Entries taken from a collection
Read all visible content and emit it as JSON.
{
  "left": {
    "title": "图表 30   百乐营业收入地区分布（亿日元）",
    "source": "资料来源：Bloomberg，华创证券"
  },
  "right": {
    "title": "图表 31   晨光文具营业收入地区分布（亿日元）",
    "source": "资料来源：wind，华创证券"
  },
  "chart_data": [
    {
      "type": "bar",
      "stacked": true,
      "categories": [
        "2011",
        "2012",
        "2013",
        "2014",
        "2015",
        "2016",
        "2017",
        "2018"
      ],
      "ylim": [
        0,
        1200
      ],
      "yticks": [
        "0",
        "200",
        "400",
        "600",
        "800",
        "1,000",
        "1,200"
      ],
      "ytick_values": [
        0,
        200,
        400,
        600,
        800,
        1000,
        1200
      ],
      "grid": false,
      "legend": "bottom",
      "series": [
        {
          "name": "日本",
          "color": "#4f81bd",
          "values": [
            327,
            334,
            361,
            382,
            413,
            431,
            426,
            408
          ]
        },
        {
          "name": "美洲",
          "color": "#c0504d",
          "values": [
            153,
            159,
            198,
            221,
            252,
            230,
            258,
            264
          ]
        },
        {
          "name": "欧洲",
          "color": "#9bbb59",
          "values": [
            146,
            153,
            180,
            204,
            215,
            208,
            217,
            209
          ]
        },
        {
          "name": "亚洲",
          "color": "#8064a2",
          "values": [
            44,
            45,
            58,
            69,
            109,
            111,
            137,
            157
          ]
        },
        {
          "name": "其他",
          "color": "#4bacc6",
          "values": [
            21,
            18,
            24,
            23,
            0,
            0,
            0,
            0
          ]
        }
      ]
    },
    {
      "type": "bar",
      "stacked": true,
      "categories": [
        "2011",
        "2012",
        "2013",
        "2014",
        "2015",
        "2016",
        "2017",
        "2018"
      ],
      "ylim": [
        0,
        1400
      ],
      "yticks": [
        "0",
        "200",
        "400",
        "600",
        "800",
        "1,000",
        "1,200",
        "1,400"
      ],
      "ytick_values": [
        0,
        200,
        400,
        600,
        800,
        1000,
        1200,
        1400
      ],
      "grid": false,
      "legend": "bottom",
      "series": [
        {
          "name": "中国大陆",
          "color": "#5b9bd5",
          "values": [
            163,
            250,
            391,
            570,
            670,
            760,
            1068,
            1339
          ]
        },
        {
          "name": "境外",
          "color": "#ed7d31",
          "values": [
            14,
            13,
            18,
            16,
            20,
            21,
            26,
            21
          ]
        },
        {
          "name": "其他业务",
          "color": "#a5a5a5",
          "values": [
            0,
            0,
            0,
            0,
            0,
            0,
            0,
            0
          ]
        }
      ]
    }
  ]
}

• TASK INSTRUCTIONS: Pick out each line containing "source" and report it.

• WRITTEN RESPONSE:
    "source": "资料来源：Bloomberg，华创证券"
    "source": "资料来源：wind，华创证券"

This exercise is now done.